(Exercise)
Assemble all lines in which the string "value" appears.

(Given records)
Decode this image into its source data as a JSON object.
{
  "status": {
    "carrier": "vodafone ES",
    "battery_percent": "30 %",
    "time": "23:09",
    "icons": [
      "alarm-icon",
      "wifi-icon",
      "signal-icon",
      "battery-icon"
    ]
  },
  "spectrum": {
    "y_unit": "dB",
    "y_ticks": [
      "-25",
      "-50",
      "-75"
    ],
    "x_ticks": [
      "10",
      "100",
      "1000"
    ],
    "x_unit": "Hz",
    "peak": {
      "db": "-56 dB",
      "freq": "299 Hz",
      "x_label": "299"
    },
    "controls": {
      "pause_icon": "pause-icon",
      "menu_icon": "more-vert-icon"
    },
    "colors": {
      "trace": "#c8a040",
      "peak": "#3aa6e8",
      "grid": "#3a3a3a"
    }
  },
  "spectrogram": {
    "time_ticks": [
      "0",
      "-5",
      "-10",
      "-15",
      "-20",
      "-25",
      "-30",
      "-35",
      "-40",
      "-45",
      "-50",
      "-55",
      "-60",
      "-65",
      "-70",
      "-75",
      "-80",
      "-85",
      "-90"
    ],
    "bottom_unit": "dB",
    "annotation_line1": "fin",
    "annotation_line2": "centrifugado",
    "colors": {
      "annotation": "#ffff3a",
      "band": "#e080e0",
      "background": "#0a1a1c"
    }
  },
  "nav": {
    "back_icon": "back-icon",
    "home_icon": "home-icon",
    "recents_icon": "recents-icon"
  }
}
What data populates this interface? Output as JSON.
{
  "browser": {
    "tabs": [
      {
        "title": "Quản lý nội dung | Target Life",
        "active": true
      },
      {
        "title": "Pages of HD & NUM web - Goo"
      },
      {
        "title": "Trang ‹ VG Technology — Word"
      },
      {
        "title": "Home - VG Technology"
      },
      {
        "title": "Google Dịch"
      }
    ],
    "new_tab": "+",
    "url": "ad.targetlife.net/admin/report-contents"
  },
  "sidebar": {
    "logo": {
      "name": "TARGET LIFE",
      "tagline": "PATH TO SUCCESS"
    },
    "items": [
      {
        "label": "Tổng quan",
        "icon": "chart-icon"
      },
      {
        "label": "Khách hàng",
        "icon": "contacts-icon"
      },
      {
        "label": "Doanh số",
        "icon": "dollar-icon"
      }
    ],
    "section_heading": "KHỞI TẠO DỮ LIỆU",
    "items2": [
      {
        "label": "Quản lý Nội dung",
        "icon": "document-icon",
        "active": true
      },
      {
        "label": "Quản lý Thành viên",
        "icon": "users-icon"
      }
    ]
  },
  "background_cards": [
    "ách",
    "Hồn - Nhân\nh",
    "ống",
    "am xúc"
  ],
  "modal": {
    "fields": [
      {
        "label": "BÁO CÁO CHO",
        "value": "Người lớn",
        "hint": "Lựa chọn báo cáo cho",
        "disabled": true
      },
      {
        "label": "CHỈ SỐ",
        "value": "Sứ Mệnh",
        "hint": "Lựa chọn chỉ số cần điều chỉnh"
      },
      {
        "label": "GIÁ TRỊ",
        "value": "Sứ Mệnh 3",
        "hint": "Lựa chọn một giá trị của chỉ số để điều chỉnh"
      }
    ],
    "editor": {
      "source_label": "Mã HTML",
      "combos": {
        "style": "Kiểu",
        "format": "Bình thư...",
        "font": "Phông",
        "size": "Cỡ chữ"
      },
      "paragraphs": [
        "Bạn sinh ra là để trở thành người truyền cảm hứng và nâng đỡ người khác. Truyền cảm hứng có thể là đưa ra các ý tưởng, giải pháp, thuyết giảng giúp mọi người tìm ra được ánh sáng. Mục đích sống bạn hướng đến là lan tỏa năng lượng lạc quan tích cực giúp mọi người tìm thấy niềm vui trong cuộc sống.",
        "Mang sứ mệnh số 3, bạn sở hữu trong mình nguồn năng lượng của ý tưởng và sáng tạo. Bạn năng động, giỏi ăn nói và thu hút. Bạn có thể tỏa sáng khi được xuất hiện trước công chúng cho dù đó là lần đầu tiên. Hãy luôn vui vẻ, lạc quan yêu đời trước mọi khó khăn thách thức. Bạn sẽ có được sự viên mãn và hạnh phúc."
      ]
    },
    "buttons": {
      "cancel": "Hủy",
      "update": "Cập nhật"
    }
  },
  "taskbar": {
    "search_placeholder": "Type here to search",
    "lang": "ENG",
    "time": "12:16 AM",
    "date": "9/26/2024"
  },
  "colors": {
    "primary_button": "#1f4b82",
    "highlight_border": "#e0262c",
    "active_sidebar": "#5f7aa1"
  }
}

(The solution)
        "value": "Người lớn",
        "value": "Sứ Mệnh",
        "value": "Sứ Mệnh 3",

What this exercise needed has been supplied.